**Required work:** Take every line that has the string "selected" and copy it out.

**Stored data:**

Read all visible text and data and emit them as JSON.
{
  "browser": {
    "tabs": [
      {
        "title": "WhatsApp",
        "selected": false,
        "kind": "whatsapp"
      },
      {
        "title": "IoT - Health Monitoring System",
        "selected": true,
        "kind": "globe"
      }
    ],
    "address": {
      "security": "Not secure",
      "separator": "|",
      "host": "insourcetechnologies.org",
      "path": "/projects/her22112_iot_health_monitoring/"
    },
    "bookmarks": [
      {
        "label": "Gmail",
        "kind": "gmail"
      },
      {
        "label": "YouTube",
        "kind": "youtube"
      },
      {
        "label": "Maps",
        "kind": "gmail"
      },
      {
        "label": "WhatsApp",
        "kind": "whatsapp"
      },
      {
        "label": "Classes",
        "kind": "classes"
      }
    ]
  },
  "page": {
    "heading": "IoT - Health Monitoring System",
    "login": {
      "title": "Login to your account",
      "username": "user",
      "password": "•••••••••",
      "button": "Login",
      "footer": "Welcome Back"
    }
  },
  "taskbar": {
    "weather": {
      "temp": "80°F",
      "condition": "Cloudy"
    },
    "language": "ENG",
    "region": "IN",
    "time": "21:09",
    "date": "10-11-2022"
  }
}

---

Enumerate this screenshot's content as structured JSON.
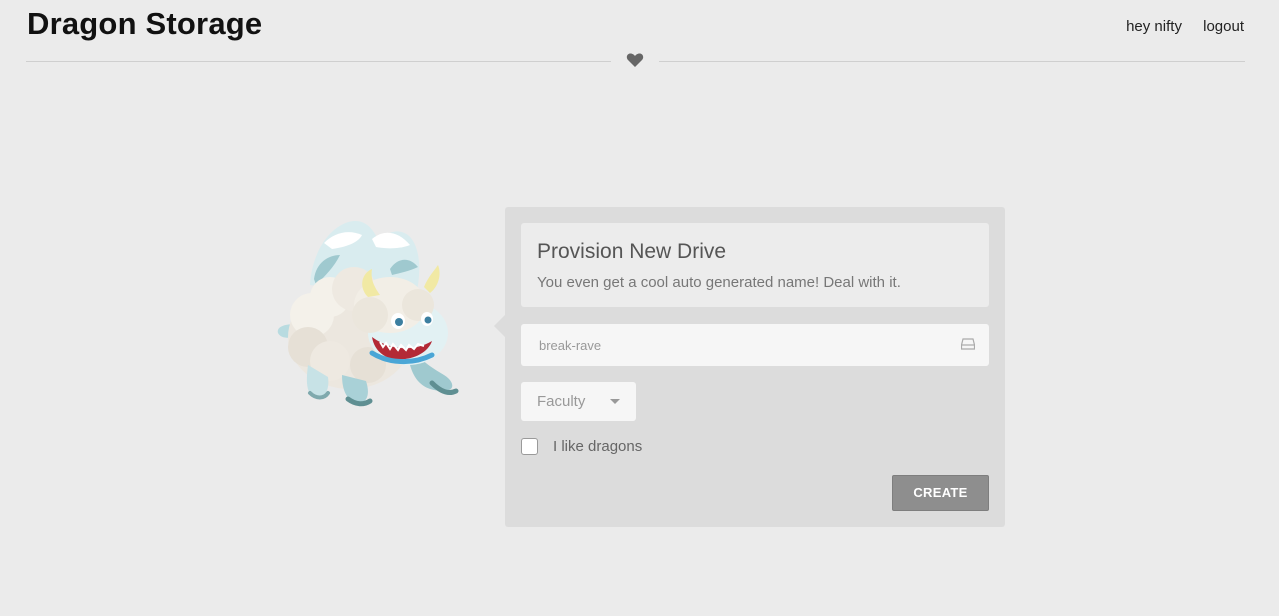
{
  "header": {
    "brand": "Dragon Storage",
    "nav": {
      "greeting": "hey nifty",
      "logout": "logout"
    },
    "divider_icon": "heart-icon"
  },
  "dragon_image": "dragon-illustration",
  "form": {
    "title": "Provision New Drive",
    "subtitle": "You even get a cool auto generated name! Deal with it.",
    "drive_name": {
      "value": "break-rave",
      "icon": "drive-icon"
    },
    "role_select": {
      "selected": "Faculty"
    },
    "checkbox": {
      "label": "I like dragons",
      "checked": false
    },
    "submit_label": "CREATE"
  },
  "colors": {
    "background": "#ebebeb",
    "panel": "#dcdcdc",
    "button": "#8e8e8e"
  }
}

---

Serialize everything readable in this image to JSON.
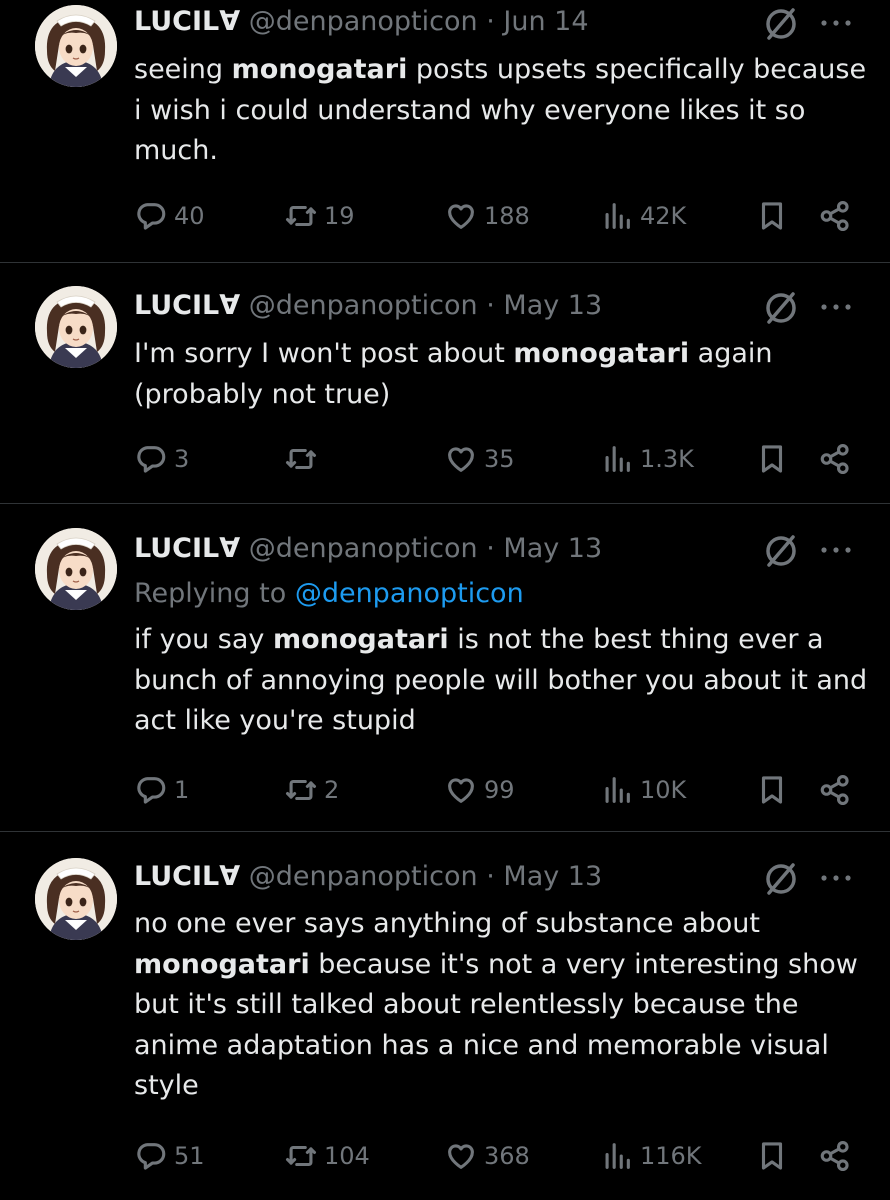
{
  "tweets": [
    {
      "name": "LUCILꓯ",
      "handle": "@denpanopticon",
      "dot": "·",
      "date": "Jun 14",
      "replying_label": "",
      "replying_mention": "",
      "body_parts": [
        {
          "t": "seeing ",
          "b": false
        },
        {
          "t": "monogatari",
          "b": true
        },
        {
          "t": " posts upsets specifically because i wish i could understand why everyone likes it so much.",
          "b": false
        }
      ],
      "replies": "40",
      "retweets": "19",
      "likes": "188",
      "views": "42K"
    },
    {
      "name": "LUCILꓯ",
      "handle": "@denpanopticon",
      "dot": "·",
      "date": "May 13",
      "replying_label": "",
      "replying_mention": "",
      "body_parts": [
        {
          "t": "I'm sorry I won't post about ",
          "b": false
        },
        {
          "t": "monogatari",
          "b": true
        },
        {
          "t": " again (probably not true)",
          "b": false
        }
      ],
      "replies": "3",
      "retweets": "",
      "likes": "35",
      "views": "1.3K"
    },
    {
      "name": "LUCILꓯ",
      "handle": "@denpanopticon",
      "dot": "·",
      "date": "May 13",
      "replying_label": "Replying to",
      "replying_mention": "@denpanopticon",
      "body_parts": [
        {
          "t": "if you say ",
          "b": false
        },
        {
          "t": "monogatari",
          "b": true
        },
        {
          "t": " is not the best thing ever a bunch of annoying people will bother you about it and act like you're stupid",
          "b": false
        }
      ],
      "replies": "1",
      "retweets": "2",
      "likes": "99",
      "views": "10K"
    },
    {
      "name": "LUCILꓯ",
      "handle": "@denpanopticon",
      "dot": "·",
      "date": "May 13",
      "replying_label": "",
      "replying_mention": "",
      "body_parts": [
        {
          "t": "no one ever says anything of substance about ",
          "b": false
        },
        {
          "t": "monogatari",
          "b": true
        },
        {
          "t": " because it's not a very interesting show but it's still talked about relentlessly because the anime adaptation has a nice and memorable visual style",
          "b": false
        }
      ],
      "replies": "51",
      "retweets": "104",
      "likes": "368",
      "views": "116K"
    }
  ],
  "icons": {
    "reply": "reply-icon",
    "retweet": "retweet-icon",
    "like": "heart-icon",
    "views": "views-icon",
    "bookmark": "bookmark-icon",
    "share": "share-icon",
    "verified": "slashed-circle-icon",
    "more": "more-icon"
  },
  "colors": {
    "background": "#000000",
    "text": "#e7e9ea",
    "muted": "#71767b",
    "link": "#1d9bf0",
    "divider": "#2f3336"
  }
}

**Full answer:**
        "selected": false,
        "selected": true,
      "selected": "Faculty"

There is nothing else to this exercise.